* What the task asks:
Select all lines in the records that include "Hiring".

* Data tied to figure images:
----------------------------------------
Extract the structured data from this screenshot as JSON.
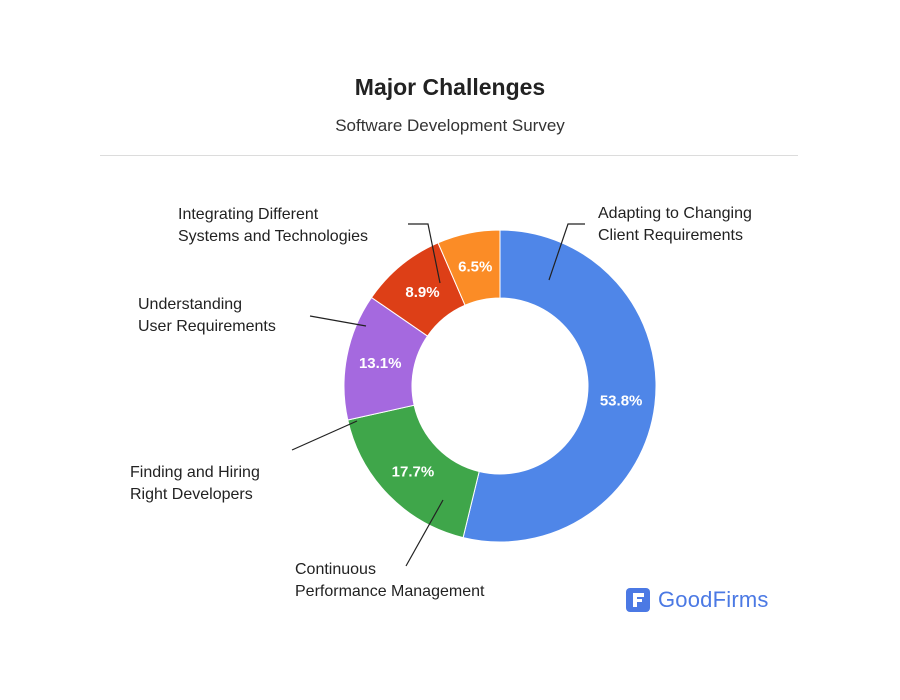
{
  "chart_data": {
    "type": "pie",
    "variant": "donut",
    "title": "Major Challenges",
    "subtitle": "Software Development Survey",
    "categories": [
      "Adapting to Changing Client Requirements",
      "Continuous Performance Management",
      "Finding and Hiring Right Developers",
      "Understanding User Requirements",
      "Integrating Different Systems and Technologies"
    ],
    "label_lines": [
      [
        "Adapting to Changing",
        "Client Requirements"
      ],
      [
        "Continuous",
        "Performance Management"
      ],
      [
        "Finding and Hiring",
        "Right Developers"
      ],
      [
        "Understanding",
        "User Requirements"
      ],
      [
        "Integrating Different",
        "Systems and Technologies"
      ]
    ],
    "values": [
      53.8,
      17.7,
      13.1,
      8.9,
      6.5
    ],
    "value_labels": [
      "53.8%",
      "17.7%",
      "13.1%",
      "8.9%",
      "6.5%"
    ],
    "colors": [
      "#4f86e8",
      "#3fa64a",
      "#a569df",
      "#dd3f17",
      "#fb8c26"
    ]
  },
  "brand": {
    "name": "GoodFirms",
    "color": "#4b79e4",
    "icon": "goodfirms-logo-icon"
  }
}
----------------------------------------
* Exercise response:
      "Finding and Hiring Right Developers",
        "Finding and Hiring",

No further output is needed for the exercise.